[START OF Records for this exercise]

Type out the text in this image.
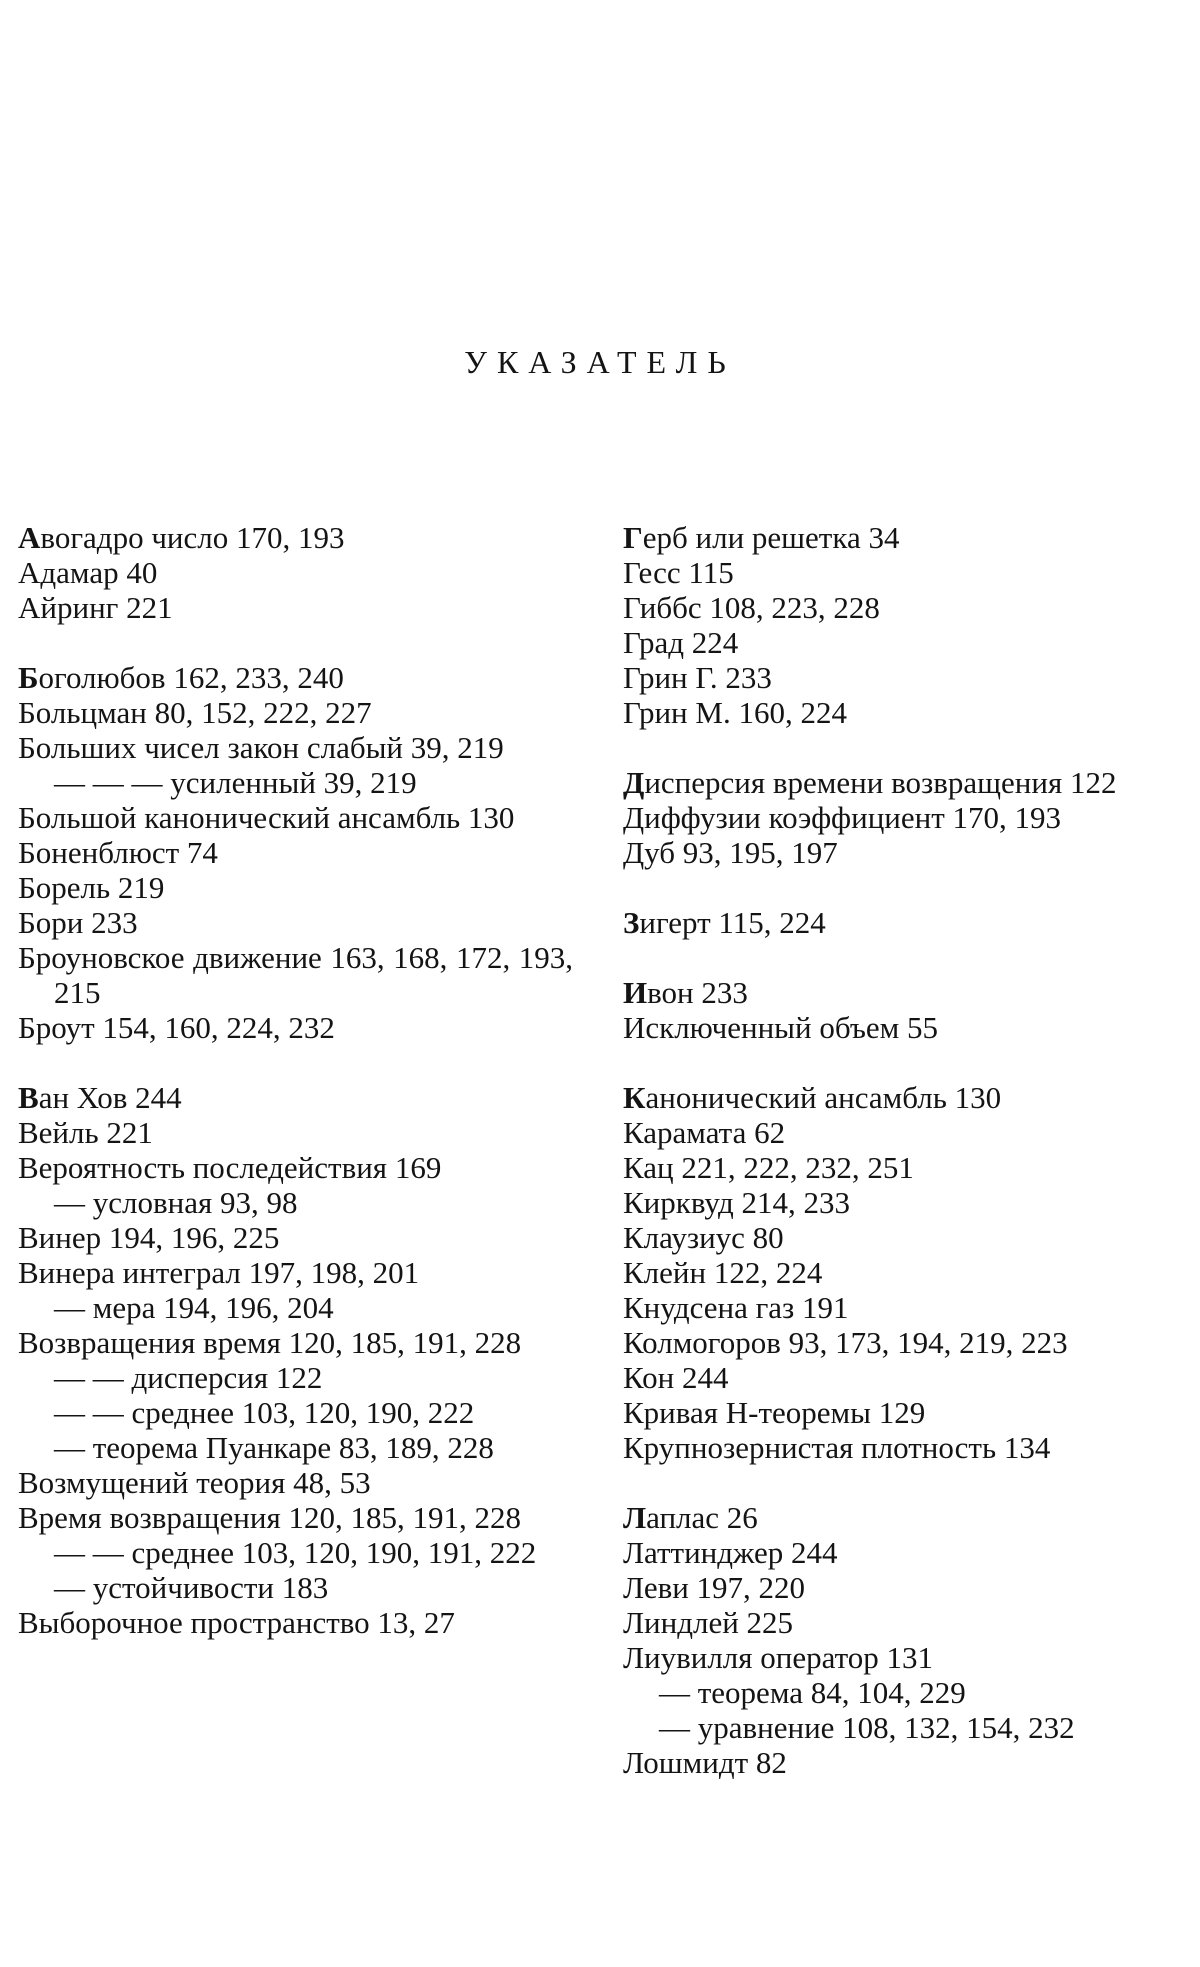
УКАЗАТЕЛЬ
Авогадро число 170, 193
Адамар 40
Айринг 221
Боголюбов 162, 233, 240
Больцман 80, 152, 222, 227
Больших чисел закон слабый 39, 219
— — — усиленный 39, 219
Большой канонический ансамбль 130
Боненблюст 74
Борель 219
Бори 233
Броуновское движение 163, 168, 172, 193, 215
Броут 154, 160, 224, 232
Ван Хов 244
Вейль 221
Вероятность последействия 169
— условная 93, 98
Винер 194, 196, 225
Винера интеграл 197, 198, 201
— мера 194, 196, 204
Возвращения время 120, 185, 191, 228
— — дисперсия 122
— — среднее 103, 120, 190, 222
— теорема Пуанкаре 83, 189, 228
Возмущений теория 48, 53
Время возвращения 120, 185, 191, 228
— — среднее 103, 120, 190, 191, 222
— устойчивости 183
Выборочное пространство 13, 27
Герб или решетка 34
Гесс 115
Гиббс 108, 223, 228
Град 224
Грин Г. 233
Грин М. 160, 224
Дисперсия времени возвращения 122
Диффузии коэффициент 170, 193
Дуб 93, 195, 197
Зигерт 115, 224
Ивон 233
Исключенный объем 55
Канонический ансамбль 130
Карамата 62
Кац 221, 222, 232, 251
Кирквуд 214, 233
Клаузиус 80
Клейн 122, 224
Кнудсена газ 191
Колмогоров 93, 173, 194, 219, 223
Кон 244
Кривая H-теоремы 129
Крупнозернистая плотность 134
Лаплас 26
Латтинджер 244
Леви 197, 220
Линдлей 225
Лиувилля оператор 131
— теорема 84, 104, 229
— уравнение 108, 132, 154, 232
Лошмидт 82
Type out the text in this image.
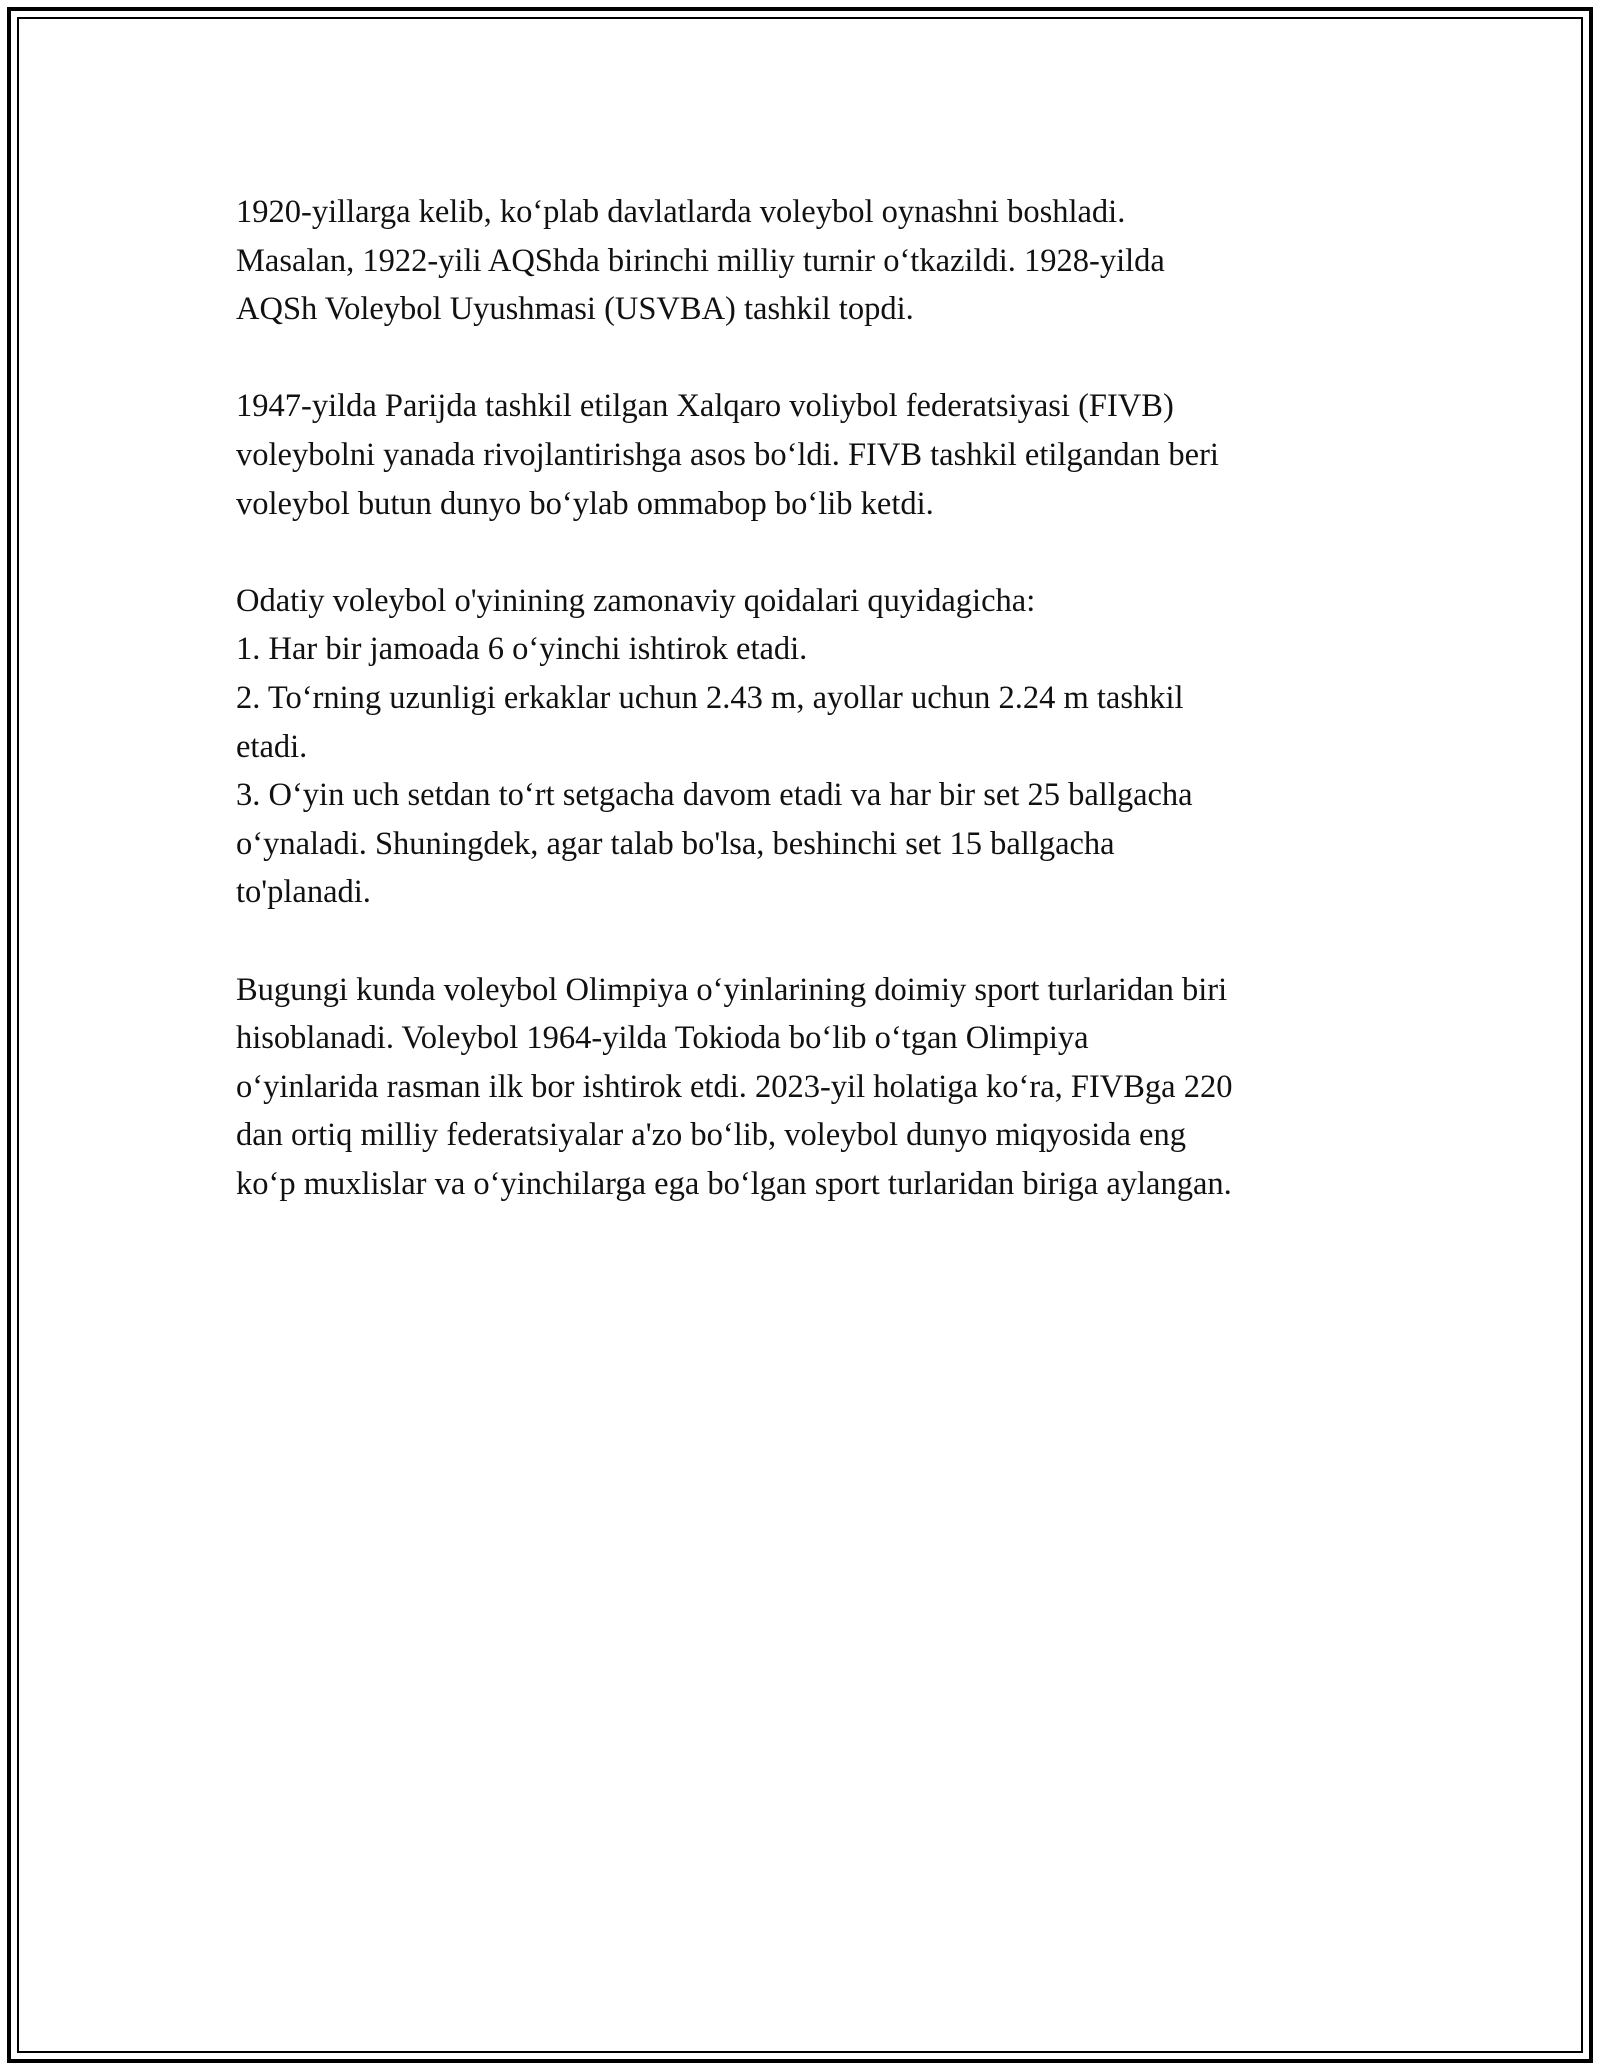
1920-yillarga kelib, koʻplab davlatlarda voleybol oynashni boshladi.
Masalan, 1922-yili AQShda birinchi milliy turnir oʻtkazildi. 1928-yilda
AQSh Voleybol Uyushmasi (USVBA) tashkil topdi.

1947-yilda Parijda tashkil etilgan Xalqaro voliybol federatsiyasi (FIVB)
voleybolni yanada rivojlantirishga asos boʻldi. FIVB tashkil etilgandan beri
voleybol butun dunyo boʻylab ommabop boʻlib ketdi.

Odatiy voleybol o'yinining zamonaviy qoidalari quyidagicha:
1. Har bir jamoada 6 oʻyinchi ishtirok etadi.
2. Toʻrning uzunligi erkaklar uchun 2.43 m, ayollar uchun 2.24 m tashkil
etadi.
3. Oʻyin uch setdan toʻrt setgacha davom etadi va har bir set 25 ballgacha
oʻynaladi. Shuningdek, agar talab bo'lsa, beshinchi set 15 ballgacha
to'planadi.

Bugungi kunda voleybol Olimpiya oʻyinlarining doimiy sport turlaridan biri
hisoblanadi. Voleybol 1964-yilda Tokioda boʻlib oʻtgan Olimpiya
oʻyinlarida rasman ilk bor ishtirok etdi. 2023-yil holatiga koʻra, FIVBga 220
dan ortiq milliy federatsiyalar a'zo boʻlib, voleybol dunyo miqyosida eng
koʻp muxlislar va oʻyinchilarga ega boʻlgan sport turlaridan biriga aylangan.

[END OF Records for this exercise]

# What the exercise asks
Search the preceding listing for the word "теорема" and pull out every line that holds it.

# Finished answer
— теорема Пуанкаре 83, 189, 228
— теорема 84, 104, 229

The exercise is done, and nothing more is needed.